▶ Given text
This bibliography of George Washington is a selected list of written and published works about George Washington (1732–1799).  A recent count has estimated the number of books about George Washington at some nine hundred; add scholarly articles with Washington's name in the title and the count climbs to six thousand.

It covers his life in general or in part and includes primary sources containing Washington's works, letters, records, diaries, etc. The literature on Washington is immense, his biographers and editors having lived in four separate centuries. Many of the publications listed here lend themselves to Washington in a biographical capacity, while many cover specific events and other topics where Washington is the central or an important figure. Publications covering subjects such as 'The Winter at Valley Forge', 'The Battle of Brooklyn' and Washington's farewell address are well placed and can be found in this bibliography. Washington was diligent about keeping records, maintained many diaries throughout his adult life, and corresponded with many prominent figures, family members and friends. At this late date nearly all of Washington's writings have been studied, transcribed, organized, edited and published by a large number of historians over the years, providing the basis by which the many biographical accounts of Washington's life have been written.

▶ Rows from a layout dataset
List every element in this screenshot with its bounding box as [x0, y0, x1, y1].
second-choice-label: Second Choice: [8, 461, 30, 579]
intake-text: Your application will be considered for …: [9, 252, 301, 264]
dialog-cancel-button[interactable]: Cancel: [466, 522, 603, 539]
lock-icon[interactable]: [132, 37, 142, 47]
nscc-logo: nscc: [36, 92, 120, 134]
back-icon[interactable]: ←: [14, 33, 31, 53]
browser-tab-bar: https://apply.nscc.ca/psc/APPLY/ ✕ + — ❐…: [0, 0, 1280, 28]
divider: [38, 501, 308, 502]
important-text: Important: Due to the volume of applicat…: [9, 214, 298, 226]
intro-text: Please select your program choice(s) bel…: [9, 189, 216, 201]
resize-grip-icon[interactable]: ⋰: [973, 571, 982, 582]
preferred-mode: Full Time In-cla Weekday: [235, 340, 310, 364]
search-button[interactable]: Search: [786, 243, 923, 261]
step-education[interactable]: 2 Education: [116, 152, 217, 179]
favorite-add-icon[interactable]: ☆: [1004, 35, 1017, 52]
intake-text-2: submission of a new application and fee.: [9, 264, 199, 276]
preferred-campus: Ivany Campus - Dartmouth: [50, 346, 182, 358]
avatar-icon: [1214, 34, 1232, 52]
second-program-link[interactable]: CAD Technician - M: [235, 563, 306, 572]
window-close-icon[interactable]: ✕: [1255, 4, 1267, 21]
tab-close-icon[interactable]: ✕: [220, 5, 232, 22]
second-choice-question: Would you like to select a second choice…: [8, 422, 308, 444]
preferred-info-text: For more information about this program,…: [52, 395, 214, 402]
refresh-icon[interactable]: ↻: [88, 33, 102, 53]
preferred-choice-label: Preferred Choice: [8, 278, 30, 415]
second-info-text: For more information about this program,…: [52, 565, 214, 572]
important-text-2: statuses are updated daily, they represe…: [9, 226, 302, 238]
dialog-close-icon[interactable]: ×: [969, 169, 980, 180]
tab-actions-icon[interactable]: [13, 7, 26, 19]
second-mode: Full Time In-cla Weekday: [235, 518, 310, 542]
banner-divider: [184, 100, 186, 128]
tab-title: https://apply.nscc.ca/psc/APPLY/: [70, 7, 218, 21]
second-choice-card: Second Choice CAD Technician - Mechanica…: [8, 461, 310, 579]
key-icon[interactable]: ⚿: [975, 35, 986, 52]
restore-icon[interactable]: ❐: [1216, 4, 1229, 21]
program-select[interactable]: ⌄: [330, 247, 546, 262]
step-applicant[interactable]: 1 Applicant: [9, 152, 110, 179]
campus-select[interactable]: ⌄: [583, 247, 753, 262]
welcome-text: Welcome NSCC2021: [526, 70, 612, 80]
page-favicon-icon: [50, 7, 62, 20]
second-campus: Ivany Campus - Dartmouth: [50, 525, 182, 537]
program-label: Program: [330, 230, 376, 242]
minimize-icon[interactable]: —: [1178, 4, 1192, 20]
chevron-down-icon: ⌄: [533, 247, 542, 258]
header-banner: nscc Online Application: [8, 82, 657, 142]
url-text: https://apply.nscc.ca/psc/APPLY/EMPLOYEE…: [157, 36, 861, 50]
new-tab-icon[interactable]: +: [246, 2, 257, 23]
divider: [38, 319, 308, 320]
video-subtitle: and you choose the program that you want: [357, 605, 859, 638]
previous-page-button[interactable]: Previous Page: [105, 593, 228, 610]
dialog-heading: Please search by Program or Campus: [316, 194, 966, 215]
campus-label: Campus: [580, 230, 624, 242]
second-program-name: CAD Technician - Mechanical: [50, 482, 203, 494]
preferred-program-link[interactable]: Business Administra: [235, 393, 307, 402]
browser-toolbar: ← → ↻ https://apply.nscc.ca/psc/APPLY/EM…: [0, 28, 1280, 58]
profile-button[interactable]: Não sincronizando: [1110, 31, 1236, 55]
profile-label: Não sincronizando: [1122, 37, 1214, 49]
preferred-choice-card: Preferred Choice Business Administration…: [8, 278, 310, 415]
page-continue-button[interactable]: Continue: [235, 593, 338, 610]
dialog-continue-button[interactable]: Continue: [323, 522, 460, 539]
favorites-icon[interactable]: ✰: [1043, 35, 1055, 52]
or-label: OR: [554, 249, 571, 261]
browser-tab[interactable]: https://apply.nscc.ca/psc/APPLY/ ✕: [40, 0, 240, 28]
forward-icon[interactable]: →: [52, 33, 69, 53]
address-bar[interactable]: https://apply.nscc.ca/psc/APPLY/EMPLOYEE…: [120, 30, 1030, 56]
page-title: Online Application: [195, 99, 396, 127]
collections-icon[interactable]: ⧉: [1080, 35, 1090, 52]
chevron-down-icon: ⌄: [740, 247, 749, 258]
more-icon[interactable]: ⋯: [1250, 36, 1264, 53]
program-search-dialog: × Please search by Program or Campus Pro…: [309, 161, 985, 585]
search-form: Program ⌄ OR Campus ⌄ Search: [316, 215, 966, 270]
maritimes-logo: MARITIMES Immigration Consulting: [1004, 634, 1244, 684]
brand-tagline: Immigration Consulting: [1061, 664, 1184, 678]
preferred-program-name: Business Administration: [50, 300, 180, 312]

▶ Requirements
**A)** In the text on the George Washington bibliography, return everything from "This bibliography of" down to "to six thousand.".
**B)** Render this sentence from the George Washington bibliography text in Spanish: "The literature on Washington is immense, his biographers and editors having lived in four separate centuries."
**C)** Using the text on the George Washington bibliography, answer each question below.
(i) About how many books on Washington does a recent count estimate?
(ii) Which three subjects does the text name as found in the bibliography?
(iii) What did Washington maintain throughout his adult life?

▶ Task answers
**A)**
This bibliography of George Washington is a selected list of written and published works about George Washington (1732–1799).  A recent count has estimated the number of books about George Washington at some nine hundred; add scholarly articles with Washington's name in the title and the count climbs to six thousand.

**B)** La literatura sobre Washington es inmensa, pues sus biógrafos y editores han vivido en cuatro siglos distintos.

**C)**
(i) Some nine hundred.
(ii) 'The Winter at Valley Forge', 'The Battle of Brooklyn' and Washington's farewell address.
(iii) Many diaries.